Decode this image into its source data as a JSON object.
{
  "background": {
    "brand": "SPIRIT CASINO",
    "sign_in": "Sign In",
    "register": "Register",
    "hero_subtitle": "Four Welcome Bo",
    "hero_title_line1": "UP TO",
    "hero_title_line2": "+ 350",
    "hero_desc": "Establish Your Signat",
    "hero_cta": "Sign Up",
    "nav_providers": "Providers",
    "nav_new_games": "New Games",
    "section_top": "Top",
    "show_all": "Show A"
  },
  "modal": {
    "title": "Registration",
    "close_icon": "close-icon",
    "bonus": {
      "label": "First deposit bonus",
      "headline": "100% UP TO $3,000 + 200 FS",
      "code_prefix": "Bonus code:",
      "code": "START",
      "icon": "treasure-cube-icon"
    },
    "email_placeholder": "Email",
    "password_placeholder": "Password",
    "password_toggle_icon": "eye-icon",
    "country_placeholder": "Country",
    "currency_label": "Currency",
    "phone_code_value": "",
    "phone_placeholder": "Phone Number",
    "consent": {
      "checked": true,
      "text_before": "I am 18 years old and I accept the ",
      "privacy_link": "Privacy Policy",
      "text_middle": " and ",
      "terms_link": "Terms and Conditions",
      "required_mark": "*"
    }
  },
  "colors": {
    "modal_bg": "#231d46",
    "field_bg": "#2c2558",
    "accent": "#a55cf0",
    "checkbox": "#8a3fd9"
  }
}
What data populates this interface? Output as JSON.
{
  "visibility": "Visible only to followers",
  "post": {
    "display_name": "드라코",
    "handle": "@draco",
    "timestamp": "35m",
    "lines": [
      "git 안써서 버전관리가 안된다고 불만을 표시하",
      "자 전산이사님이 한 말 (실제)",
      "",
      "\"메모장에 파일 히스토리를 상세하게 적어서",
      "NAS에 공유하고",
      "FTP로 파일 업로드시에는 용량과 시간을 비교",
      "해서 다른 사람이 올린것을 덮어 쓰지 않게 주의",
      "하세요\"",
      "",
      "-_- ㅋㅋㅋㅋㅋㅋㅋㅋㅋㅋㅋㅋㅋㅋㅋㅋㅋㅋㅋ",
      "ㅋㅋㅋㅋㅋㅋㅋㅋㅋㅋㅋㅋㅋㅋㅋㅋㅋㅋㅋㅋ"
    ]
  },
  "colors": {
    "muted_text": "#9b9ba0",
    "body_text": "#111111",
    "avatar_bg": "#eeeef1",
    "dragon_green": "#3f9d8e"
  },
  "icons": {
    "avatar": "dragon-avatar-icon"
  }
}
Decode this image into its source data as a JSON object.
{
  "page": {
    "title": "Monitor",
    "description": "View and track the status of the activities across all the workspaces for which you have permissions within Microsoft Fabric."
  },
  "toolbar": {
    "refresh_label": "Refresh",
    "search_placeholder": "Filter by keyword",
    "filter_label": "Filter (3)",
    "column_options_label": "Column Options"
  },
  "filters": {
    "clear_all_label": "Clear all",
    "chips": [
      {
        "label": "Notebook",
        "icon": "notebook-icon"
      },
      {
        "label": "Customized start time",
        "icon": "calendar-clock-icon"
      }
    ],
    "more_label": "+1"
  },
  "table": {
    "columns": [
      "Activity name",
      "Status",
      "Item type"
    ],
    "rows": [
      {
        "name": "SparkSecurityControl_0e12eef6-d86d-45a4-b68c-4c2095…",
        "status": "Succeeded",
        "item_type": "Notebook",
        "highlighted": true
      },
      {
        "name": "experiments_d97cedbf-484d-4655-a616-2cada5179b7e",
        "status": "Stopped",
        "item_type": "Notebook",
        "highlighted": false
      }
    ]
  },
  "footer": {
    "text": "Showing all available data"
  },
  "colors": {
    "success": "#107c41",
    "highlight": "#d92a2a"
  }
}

----

## STATED EXERCISE
Repeat every record, keeping each word and mark exactly as it is.

## ANSWER TO THE EXERCISE
Decode this image into its source data as a JSON object.
{
  "background": {
    "brand": "SPIRIT CASINO",
    "sign_in": "Sign In",
    "register": "Register",
    "hero_subtitle": "Four Welcome Bo",
    "hero_title_line1": "UP TO",
    "hero_title_line2": "+ 350",
    "hero_desc": "Establish Your Signat",
    "hero_cta": "Sign Up",
    "nav_providers": "Providers",
    "nav_new_games": "New Games",
    "section_top": "Top",
    "show_all": "Show A"
  },
  "modal": {
    "title": "Registration",
    "close_icon": "close-icon",
    "bonus": {
      "label": "First deposit bonus",
      "headline": "100% UP TO $3,000 + 200 FS",
      "code_prefix": "Bonus code:",
      "code": "START",
      "icon": "treasure-cube-icon"
    },
    "email_placeholder": "Email",
    "password_placeholder": "Password",
    "password_toggle_icon": "eye-icon",
    "country_placeholder": "Country",
    "currency_label": "Currency",
    "phone_code_value": "",
    "phone_placeholder": "Phone Number",
    "consent": {
      "checked": true,
      "text_before": "I am 18 years old and I accept the ",
      "privacy_link": "Privacy Policy",
      "text_middle": " and ",
      "terms_link": "Terms and Conditions",
      "required_mark": "*"
    }
  },
  "colors": {
    "modal_bg": "#231d46",
    "field_bg": "#2c2558",
    "accent": "#a55cf0",
    "checkbox": "#8a3fd9"
  }
}
What data populates this interface? Output as JSON.
{
  "visibility": "Visible only to followers",
  "post": {
    "display_name": "드라코",
    "handle": "@draco",
    "timestamp": "35m",
    "lines": [
      "git 안써서 버전관리가 안된다고 불만을 표시하",
      "자 전산이사님이 한 말 (실제)",
      "",
      "\"메모장에 파일 히스토리를 상세하게 적어서",
      "NAS에 공유하고",
      "FTP로 파일 업로드시에는 용량과 시간을 비교",
      "해서 다른 사람이 올린것을 덮어 쓰지 않게 주의",
      "하세요\"",
      "",
      "-_- ㅋㅋㅋㅋㅋㅋㅋㅋㅋㅋㅋㅋㅋㅋㅋㅋㅋㅋㅋ",
      "ㅋㅋㅋㅋㅋㅋㅋㅋㅋㅋㅋㅋㅋㅋㅋㅋㅋㅋㅋㅋ"
    ]
  },
  "colors": {
    "muted_text": "#9b9ba0",
    "body_text": "#111111",
    "avatar_bg": "#eeeef1",
    "dragon_green": "#3f9d8e"
  },
  "icons": {
    "avatar": "dragon-avatar-icon"
  }
}
Decode this image into its source data as a JSON object.
{
  "page": {
    "title": "Monitor",
    "description": "View and track the status of the activities across all the workspaces for which you have permissions within Microsoft Fabric."
  },
  "toolbar": {
    "refresh_label": "Refresh",
    "search_placeholder": "Filter by keyword",
    "filter_label": "Filter (3)",
    "column_options_label": "Column Options"
  },
  "filters": {
    "clear_all_label": "Clear all",
    "chips": [
      {
        "label": "Notebook",
        "icon": "notebook-icon"
      },
      {
        "label": "Customized start time",
        "icon": "calendar-clock-icon"
      }
    ],
    "more_label": "+1"
  },
  "table": {
    "columns": [
      "Activity name",
      "Status",
      "Item type"
    ],
    "rows": [
      {
        "name": "SparkSecurityControl_0e12eef6-d86d-45a4-b68c-4c2095…",
        "status": "Succeeded",
        "item_type": "Notebook",
        "highlighted": true
      },
      {
        "name": "experiments_d97cedbf-484d-4655-a616-2cada5179b7e",
        "status": "Stopped",
        "item_type": "Notebook",
        "highlighted": false
      }
    ]
  },
  "footer": {
    "text": "Showing all available data"
  },
  "colors": {
    "success": "#107c41",
    "highlight": "#d92a2a"
  }
}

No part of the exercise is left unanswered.